▸ **Task prompt**
Work out the number of lines containing "text". Give that number alone.

▸ **Raw records**
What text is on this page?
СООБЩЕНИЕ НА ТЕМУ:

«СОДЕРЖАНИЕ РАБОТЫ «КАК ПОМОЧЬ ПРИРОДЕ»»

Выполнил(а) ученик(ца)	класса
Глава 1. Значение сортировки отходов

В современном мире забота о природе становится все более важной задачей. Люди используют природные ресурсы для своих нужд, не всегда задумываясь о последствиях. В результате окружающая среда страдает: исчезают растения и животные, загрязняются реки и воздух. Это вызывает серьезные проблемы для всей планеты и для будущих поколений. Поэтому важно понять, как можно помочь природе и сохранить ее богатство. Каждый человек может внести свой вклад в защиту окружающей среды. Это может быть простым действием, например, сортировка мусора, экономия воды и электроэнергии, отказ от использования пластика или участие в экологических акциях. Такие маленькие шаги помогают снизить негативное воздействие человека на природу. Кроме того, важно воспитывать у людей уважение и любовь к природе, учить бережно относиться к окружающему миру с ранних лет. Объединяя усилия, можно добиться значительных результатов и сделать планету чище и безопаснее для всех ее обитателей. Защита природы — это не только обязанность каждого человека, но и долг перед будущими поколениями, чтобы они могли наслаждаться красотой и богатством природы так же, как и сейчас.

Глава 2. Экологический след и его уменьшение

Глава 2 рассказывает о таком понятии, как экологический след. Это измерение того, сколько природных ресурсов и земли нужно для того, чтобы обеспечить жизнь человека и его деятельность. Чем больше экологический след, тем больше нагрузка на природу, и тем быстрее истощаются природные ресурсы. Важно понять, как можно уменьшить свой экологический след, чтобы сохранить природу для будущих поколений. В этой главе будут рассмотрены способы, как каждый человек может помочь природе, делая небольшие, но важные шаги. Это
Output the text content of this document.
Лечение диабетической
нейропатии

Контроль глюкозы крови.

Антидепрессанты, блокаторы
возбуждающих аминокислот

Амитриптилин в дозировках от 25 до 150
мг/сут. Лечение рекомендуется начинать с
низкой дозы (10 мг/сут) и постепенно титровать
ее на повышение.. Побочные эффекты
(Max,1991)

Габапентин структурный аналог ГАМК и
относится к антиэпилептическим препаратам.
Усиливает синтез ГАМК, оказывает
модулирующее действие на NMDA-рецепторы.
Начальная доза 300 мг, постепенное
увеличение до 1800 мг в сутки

▸ **Answer**
2